▶ **Exercise description**:
Reproduce the material verbatim from its beginning through the line containing "The shifting element 08 is at (302, 290).", inclusive. Omit the pictures from your output.

▶ **Recorded data**:

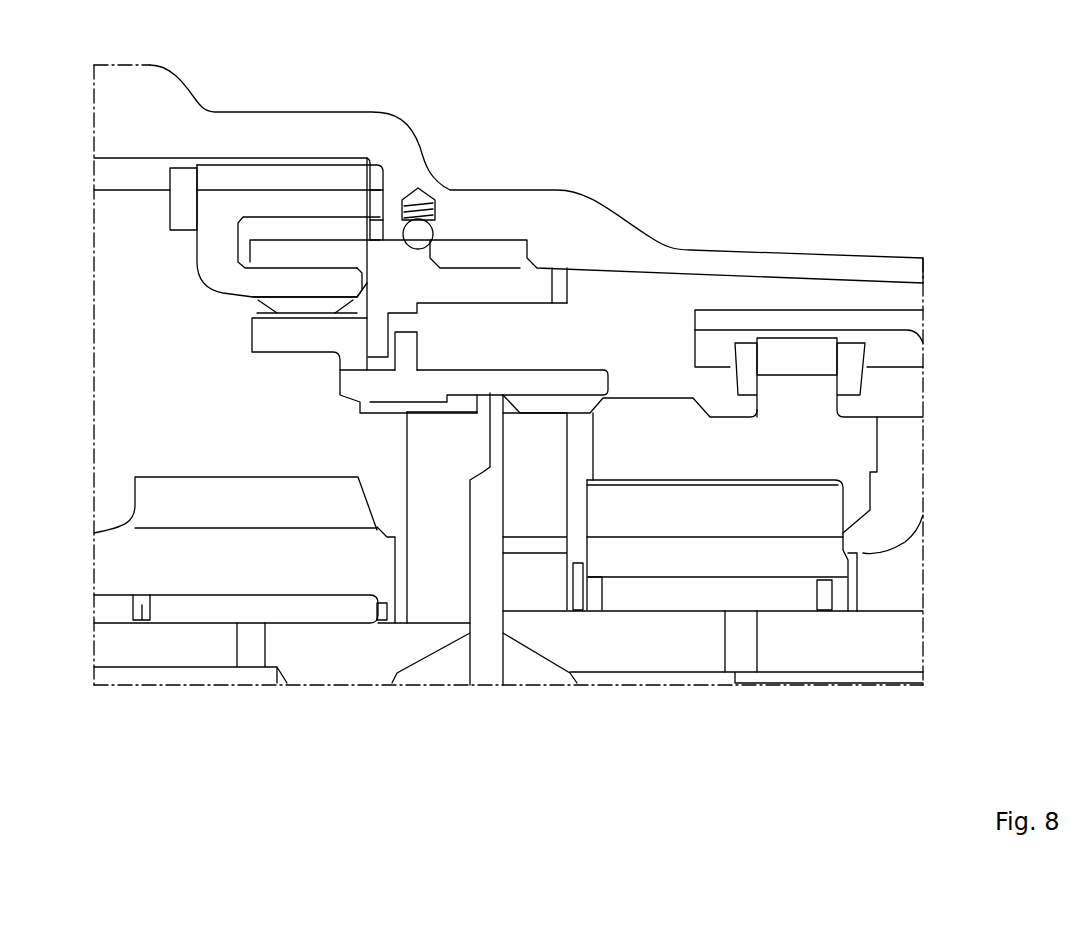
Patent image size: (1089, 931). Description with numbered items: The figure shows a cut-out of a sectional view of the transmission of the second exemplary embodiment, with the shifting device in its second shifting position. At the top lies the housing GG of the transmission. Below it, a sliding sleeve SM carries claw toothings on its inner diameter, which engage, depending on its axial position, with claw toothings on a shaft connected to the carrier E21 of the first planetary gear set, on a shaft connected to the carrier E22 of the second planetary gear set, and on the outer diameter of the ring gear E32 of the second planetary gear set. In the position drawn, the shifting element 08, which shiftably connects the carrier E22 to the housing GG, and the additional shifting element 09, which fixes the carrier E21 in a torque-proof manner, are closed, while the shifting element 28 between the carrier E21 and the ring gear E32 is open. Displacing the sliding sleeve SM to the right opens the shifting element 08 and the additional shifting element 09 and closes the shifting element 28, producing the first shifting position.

The housing GG is at (245, 140).
The shifting element 08 is at (302, 290).
The additional shifting element 09 is at (432, 360).
The sliding sleeve SM is at (577, 380).
The shifting element 28 is at (643, 390).
The carrier of the first planetary gear set E21 is at (340, 650).
The ring gear of the second planetary gear set E32 is at (788, 457).
The carrier of the second planetary gear set E22 is at (850, 650).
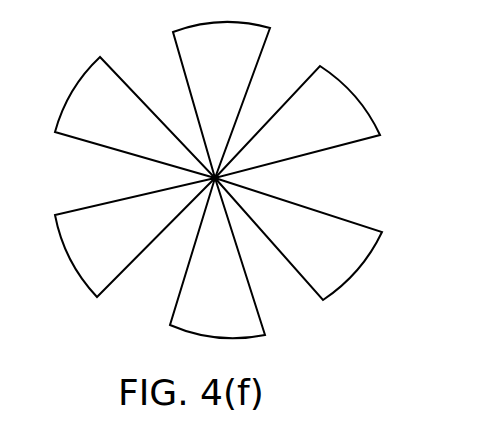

▶ **Task output**:
Patent image size: (1089, 931). Description with numbered items: The figure shows a cut-out of a sectional view of the transmission of the second exemplary embodiment, with the shifting device in its second shifting position. At the top lies the housing GG of the transmission. Below it, a sliding sleeve SM carries claw toothings on its inner diameter, which engage, depending on its axial position, with claw toothings on a shaft connected to the carrier E21 of the first planetary gear set, on a shaft connected to the carrier E22 of the second planetary gear set, and on the outer diameter of the ring gear E32 of the second planetary gear set. In the position drawn, the shifting element 08, which shiftably connects the carrier E22 to the housing GG, and the additional shifting element 09, which fixes the carrier E21 in a torque-proof manner, are closed, while the shifting element 28 between the carrier E21 and the ring gear E32 is open. Displacing the sliding sleeve SM to the right opens the shifting element 08 and the additional shifting element 09 and closes the shifting element 28, producing the first shifting position.

The housing GG is at (245, 140).
The shifting element 08 is at (302, 290).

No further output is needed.